What is asked ▸ Tally the lines that contain "nicht" and report the total alone.

Part of a data file ▸
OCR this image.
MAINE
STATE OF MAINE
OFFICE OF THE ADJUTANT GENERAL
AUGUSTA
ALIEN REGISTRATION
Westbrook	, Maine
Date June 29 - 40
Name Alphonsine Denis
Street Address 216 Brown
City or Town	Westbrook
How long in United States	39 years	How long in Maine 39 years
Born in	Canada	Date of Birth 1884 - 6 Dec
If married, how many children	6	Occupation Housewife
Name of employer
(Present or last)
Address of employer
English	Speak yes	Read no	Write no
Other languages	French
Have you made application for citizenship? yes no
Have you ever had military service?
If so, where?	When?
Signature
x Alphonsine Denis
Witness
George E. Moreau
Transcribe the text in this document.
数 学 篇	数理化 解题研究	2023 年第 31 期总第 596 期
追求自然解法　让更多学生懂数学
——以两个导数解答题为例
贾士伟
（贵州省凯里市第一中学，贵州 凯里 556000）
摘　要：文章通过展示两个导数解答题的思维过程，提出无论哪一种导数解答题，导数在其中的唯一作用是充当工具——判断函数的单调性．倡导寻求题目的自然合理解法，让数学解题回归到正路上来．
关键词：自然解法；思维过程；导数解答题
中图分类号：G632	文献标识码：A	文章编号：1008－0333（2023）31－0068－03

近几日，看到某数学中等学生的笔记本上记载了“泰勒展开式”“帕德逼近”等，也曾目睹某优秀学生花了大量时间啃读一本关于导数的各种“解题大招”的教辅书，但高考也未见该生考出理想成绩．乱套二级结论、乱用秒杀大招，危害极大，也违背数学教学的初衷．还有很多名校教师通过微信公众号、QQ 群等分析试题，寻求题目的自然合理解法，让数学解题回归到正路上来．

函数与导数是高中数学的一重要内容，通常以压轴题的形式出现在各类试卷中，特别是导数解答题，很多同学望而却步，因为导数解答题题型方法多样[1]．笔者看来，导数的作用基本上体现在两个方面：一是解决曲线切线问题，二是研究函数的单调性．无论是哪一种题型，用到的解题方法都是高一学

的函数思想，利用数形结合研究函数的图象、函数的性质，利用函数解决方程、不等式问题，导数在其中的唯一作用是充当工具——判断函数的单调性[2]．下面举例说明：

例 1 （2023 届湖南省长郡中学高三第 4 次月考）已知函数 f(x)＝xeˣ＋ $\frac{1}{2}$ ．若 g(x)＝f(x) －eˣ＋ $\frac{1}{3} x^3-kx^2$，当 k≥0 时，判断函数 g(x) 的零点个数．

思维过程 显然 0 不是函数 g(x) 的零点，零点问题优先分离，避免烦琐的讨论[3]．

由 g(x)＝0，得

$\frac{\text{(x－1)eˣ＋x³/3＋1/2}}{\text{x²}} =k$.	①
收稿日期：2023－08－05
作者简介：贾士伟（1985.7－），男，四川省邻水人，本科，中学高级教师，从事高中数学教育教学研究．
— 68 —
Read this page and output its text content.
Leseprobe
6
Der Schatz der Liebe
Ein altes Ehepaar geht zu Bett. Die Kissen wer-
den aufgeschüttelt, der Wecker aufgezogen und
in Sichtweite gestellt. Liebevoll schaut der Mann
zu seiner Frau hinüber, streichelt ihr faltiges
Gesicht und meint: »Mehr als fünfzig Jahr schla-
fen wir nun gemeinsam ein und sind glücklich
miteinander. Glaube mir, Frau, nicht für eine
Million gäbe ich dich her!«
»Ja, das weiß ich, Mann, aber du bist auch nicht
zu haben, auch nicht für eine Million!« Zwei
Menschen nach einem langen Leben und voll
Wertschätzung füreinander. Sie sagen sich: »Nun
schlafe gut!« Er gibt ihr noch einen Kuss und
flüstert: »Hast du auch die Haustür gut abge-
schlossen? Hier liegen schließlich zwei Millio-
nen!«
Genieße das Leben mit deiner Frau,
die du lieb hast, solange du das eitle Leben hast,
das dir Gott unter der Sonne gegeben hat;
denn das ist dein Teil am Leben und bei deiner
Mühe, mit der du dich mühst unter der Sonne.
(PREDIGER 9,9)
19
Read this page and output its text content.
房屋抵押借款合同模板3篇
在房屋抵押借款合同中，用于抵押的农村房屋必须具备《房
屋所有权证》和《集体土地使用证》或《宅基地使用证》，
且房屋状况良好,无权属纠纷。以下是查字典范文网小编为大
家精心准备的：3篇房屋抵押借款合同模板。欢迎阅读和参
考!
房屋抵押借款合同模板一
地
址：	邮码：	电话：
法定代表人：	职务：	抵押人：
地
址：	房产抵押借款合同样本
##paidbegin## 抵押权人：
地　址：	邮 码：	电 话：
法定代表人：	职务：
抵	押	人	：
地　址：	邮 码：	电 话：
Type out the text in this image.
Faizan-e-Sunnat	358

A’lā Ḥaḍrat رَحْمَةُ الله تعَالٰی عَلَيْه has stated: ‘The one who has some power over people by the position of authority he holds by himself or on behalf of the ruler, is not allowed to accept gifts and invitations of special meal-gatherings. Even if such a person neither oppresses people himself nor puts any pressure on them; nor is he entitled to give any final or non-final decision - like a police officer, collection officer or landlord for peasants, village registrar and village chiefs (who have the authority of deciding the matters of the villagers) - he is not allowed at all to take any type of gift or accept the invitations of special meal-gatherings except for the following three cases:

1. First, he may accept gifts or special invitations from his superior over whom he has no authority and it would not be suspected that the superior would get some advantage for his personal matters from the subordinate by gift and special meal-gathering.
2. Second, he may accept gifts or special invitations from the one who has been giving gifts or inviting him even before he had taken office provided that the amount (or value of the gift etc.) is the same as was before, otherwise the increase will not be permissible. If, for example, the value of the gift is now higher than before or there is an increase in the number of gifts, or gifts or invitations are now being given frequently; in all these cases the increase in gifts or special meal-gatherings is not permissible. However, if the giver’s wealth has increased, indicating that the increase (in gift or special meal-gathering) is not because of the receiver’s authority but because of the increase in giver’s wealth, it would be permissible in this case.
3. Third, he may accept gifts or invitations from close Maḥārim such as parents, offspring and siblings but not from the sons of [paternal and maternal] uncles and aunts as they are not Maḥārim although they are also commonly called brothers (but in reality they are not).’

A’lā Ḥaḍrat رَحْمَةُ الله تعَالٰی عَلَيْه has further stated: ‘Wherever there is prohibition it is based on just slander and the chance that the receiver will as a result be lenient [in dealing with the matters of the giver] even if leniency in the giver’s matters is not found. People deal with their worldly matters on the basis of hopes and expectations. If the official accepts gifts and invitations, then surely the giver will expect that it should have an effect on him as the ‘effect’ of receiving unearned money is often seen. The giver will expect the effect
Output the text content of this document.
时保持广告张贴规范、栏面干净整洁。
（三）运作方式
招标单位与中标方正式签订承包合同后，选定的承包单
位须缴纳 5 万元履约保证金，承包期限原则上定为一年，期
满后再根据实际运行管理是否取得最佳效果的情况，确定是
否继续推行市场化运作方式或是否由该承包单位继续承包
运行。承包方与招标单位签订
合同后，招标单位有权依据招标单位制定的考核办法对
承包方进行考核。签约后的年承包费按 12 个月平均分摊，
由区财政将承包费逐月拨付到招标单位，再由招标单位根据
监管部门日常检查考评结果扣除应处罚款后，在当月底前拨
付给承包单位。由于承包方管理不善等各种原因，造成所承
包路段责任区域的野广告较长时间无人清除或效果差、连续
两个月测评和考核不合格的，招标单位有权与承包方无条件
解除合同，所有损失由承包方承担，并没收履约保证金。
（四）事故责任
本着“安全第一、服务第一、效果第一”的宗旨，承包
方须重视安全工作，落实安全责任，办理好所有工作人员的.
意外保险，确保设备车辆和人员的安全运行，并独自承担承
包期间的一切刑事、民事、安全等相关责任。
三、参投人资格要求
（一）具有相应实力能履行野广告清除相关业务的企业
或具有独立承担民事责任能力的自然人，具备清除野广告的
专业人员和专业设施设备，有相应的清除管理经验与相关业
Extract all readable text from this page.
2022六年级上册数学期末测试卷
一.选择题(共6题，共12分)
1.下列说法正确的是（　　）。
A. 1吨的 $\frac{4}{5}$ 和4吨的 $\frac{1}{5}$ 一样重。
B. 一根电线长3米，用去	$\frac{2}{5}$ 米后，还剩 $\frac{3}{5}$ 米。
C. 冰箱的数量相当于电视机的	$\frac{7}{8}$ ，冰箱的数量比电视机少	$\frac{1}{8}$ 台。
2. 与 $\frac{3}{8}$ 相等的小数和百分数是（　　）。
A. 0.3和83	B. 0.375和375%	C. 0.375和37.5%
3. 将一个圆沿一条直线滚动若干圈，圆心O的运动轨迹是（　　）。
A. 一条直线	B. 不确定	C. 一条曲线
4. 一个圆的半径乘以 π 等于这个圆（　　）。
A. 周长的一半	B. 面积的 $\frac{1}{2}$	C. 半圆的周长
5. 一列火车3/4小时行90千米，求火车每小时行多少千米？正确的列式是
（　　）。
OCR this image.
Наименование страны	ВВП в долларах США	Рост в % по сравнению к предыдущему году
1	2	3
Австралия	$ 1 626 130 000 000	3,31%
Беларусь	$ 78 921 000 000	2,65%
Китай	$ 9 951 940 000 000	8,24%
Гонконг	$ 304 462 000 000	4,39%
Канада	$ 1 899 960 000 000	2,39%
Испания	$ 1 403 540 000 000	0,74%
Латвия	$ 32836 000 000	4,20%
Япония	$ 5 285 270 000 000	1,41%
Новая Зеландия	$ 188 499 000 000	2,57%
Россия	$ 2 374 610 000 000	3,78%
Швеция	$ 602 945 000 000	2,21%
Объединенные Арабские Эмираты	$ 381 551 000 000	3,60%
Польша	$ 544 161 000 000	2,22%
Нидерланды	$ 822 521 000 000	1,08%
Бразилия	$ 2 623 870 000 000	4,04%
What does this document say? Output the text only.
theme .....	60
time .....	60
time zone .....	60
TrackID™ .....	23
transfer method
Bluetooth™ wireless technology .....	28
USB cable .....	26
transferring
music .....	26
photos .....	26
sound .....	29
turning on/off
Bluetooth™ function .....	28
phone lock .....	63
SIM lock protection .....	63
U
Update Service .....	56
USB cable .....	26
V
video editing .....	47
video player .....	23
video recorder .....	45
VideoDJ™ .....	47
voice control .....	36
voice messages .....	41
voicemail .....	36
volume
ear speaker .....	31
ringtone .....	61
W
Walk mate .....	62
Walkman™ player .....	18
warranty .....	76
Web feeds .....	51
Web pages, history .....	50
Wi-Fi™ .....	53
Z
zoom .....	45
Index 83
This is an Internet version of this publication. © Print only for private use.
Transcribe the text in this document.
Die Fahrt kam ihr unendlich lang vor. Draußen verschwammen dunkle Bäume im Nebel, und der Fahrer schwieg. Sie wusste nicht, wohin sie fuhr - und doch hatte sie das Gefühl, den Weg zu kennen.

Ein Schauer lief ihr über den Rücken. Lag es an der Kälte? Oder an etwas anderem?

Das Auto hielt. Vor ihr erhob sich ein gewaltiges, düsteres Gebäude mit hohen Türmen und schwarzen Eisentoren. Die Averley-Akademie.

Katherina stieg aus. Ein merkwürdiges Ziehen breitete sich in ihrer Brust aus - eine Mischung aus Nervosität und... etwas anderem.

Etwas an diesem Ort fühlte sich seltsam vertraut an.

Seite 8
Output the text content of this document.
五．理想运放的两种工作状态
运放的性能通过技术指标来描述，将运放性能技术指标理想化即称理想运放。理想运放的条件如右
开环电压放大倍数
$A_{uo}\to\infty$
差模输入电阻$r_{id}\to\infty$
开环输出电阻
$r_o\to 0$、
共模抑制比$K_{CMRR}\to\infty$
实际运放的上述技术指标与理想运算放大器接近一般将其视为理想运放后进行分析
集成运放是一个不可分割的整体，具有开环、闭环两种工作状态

Reply ▸ 4